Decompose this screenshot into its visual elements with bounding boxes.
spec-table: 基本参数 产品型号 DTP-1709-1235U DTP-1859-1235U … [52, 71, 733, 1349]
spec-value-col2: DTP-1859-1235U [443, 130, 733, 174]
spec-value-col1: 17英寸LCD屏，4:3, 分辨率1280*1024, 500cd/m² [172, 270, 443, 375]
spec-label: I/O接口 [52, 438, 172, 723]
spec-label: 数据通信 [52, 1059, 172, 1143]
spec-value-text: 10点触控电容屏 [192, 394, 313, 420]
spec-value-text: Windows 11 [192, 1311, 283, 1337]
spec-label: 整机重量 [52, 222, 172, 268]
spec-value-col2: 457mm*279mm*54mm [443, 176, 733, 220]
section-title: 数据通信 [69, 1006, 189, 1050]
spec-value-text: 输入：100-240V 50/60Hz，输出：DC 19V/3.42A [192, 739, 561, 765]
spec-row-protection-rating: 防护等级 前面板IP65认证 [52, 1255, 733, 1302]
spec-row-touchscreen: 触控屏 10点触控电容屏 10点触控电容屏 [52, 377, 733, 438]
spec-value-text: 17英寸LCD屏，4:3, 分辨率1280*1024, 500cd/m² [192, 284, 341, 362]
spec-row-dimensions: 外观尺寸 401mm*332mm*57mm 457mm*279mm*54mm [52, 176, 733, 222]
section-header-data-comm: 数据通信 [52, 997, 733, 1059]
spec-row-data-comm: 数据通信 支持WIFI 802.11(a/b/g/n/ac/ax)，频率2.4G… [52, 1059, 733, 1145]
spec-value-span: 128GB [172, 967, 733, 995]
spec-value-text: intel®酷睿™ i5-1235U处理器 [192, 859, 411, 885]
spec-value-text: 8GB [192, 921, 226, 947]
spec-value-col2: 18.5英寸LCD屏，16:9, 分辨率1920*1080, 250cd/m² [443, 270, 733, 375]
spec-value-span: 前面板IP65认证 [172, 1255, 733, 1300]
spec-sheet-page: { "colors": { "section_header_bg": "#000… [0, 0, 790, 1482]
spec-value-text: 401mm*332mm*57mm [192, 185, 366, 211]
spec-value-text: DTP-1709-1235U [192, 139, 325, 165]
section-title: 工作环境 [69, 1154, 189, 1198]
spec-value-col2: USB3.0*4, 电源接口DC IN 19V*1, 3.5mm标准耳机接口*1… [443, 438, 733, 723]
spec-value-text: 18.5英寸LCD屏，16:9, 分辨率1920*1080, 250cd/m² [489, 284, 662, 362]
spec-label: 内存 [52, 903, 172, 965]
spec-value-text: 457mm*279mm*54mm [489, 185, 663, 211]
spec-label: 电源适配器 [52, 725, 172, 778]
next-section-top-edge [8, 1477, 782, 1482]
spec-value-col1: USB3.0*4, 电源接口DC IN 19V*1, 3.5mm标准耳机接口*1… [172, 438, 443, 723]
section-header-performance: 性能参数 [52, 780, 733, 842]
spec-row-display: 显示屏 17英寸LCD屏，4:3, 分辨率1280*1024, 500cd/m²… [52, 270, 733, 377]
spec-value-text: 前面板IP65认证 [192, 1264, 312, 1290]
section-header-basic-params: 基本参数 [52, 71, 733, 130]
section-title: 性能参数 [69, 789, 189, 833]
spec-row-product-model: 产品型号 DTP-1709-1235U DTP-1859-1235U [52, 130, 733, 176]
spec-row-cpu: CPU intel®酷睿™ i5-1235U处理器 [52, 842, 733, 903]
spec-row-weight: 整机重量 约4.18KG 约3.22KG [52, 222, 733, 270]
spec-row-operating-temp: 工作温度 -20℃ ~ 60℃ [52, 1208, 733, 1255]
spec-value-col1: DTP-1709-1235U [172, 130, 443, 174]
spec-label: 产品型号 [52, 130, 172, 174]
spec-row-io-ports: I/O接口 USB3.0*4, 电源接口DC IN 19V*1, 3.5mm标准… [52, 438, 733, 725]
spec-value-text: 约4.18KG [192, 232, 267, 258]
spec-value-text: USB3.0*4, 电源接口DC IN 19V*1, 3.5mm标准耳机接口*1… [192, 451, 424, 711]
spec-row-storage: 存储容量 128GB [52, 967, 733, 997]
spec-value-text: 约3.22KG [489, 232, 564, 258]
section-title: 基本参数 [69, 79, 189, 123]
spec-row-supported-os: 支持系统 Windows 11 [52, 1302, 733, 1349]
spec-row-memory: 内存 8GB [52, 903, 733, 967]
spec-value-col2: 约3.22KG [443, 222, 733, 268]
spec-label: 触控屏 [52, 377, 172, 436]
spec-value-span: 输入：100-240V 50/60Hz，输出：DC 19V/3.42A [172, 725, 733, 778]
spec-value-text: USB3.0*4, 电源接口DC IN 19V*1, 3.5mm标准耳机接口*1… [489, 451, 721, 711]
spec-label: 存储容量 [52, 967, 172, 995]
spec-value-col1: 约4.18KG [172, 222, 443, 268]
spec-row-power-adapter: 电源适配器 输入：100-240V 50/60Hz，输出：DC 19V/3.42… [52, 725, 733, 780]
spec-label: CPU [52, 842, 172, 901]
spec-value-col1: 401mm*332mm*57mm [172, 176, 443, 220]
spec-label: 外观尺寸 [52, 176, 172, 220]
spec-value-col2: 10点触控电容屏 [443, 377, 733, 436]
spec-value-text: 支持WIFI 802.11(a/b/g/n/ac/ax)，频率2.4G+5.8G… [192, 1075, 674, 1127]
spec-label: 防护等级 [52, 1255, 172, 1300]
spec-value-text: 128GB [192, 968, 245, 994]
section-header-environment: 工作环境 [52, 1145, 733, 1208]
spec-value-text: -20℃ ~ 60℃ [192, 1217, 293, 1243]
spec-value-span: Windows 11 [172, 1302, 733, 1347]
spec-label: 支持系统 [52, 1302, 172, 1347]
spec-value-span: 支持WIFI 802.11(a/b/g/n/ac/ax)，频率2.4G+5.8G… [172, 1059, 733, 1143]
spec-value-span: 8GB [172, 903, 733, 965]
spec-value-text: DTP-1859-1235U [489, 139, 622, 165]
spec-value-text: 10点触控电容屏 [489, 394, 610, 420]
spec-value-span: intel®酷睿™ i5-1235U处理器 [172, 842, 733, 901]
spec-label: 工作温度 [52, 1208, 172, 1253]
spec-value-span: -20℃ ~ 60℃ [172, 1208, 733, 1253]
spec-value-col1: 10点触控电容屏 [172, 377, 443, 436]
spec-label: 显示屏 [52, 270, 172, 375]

PROBLEM DETAILS: Update the data by changing every "spec-label" to "field-label", keeping everything else the same.

TASK RESPONSE:
Decompose this screenshot into its visual elements with bounding boxes.
spec-table: 基本参数 产品型号 DTP-1709-1235U DTP-1859-1235U … [52, 71, 733, 1349]
spec-value-col2: DTP-1859-1235U [443, 130, 733, 174]
spec-value-col1: 17英寸LCD屏，4:3, 分辨率1280*1024, 500cd/m² [172, 270, 443, 375]
field-label: I/O接口 [52, 438, 172, 723]
field-label: 数据通信 [52, 1059, 172, 1143]
spec-value-text: 10点触控电容屏 [192, 394, 313, 420]
spec-value-text: Windows 11 [192, 1311, 283, 1337]
field-label: 整机重量 [52, 222, 172, 268]
spec-value-col2: 457mm*279mm*54mm [443, 176, 733, 220]
section-title: 数据通信 [69, 1006, 189, 1050]
spec-value-text: 输入：100-240V 50/60Hz，输出：DC 19V/3.42A [192, 739, 561, 765]
spec-row-protection-rating: 防护等级 前面板IP65认证 [52, 1255, 733, 1302]
spec-row-touchscreen: 触控屏 10点触控电容屏 10点触控电容屏 [52, 377, 733, 438]
spec-value-text: 17英寸LCD屏，4:3, 分辨率1280*1024, 500cd/m² [192, 284, 341, 362]
spec-row-dimensions: 外观尺寸 401mm*332mm*57mm 457mm*279mm*54mm [52, 176, 733, 222]
section-header-data-comm: 数据通信 [52, 997, 733, 1059]
spec-row-data-comm: 数据通信 支持WIFI 802.11(a/b/g/n/ac/ax)，频率2.4G… [52, 1059, 733, 1145]
spec-value-span: 128GB [172, 967, 733, 995]
spec-value-text: intel®酷睿™ i5-1235U处理器 [192, 859, 411, 885]
spec-value-text: 8GB [192, 921, 226, 947]
spec-value-col2: 18.5英寸LCD屏，16:9, 分辨率1920*1080, 250cd/m² [443, 270, 733, 375]
spec-value-span: 前面板IP65认证 [172, 1255, 733, 1300]
spec-sheet-page: { "colors": { "section_header_bg": "#000… [0, 0, 790, 1482]
spec-value-text: 401mm*332mm*57mm [192, 185, 366, 211]
spec-value-text: DTP-1709-1235U [192, 139, 325, 165]
section-title: 工作环境 [69, 1154, 189, 1198]
spec-value-col2: USB3.0*4, 电源接口DC IN 19V*1, 3.5mm标准耳机接口*1… [443, 438, 733, 723]
spec-value-text: 18.5英寸LCD屏，16:9, 分辨率1920*1080, 250cd/m² [489, 284, 662, 362]
field-label: 内存 [52, 903, 172, 965]
spec-value-text: 457mm*279mm*54mm [489, 185, 663, 211]
field-label: 电源适配器 [52, 725, 172, 778]
next-section-top-edge [8, 1477, 782, 1482]
spec-value-col1: USB3.0*4, 电源接口DC IN 19V*1, 3.5mm标准耳机接口*1… [172, 438, 443, 723]
section-header-performance: 性能参数 [52, 780, 733, 842]
spec-row-display: 显示屏 17英寸LCD屏，4:3, 分辨率1280*1024, 500cd/m²… [52, 270, 733, 377]
spec-value-text: 前面板IP65认证 [192, 1264, 312, 1290]
section-header-basic-params: 基本参数 [52, 71, 733, 130]
section-title: 性能参数 [69, 789, 189, 833]
spec-row-product-model: 产品型号 DTP-1709-1235U DTP-1859-1235U [52, 130, 733, 176]
spec-row-cpu: CPU intel®酷睿™ i5-1235U处理器 [52, 842, 733, 903]
spec-row-weight: 整机重量 约4.18KG 约3.22KG [52, 222, 733, 270]
spec-row-operating-temp: 工作温度 -20℃ ~ 60℃ [52, 1208, 733, 1255]
spec-value-col1: DTP-1709-1235U [172, 130, 443, 174]
field-label: 产品型号 [52, 130, 172, 174]
spec-row-io-ports: I/O接口 USB3.0*4, 电源接口DC IN 19V*1, 3.5mm标准… [52, 438, 733, 725]
spec-value-text: 约4.18KG [192, 232, 267, 258]
spec-value-text: USB3.0*4, 电源接口DC IN 19V*1, 3.5mm标准耳机接口*1… [192, 451, 424, 711]
spec-row-storage: 存储容量 128GB [52, 967, 733, 997]
spec-value-text: 约3.22KG [489, 232, 564, 258]
section-title: 基本参数 [69, 79, 189, 123]
spec-row-supported-os: 支持系统 Windows 11 [52, 1302, 733, 1349]
spec-row-memory: 内存 8GB [52, 903, 733, 967]
spec-value-col2: 约3.22KG [443, 222, 733, 268]
field-label: 触控屏 [52, 377, 172, 436]
spec-value-span: 输入：100-240V 50/60Hz，输出：DC 19V/3.42A [172, 725, 733, 778]
spec-value-text: USB3.0*4, 电源接口DC IN 19V*1, 3.5mm标准耳机接口*1… [489, 451, 721, 711]
field-label: 存储容量 [52, 967, 172, 995]
spec-value-col1: 约4.18KG [172, 222, 443, 268]
spec-row-power-adapter: 电源适配器 输入：100-240V 50/60Hz，输出：DC 19V/3.42… [52, 725, 733, 780]
field-label: CPU [52, 842, 172, 901]
spec-value-col1: 401mm*332mm*57mm [172, 176, 443, 220]
field-label: 外观尺寸 [52, 176, 172, 220]
spec-value-col2: 10点触控电容屏 [443, 377, 733, 436]
spec-value-text: 支持WIFI 802.11(a/b/g/n/ac/ax)，频率2.4G+5.8G… [192, 1075, 674, 1127]
field-label: 防护等级 [52, 1255, 172, 1300]
spec-value-text: 128GB [192, 968, 245, 994]
section-header-environment: 工作环境 [52, 1145, 733, 1208]
spec-value-text: -20℃ ~ 60℃ [192, 1217, 293, 1243]
spec-value-span: Windows 11 [172, 1302, 733, 1347]
field-label: 支持系统 [52, 1302, 172, 1347]
spec-value-span: 支持WIFI 802.11(a/b/g/n/ac/ax)，频率2.4G+5.8G… [172, 1059, 733, 1143]
spec-value-span: 8GB [172, 903, 733, 965]
spec-value-text: DTP-1859-1235U [489, 139, 622, 165]
spec-value-text: 10点触控电容屏 [489, 394, 610, 420]
spec-value-span: intel®酷睿™ i5-1235U处理器 [172, 842, 733, 901]
field-label: 工作温度 [52, 1208, 172, 1253]
spec-value-span: -20℃ ~ 60℃ [172, 1208, 733, 1253]
spec-value-col1: 10点触控电容屏 [172, 377, 443, 436]
field-label: 显示屏 [52, 270, 172, 375]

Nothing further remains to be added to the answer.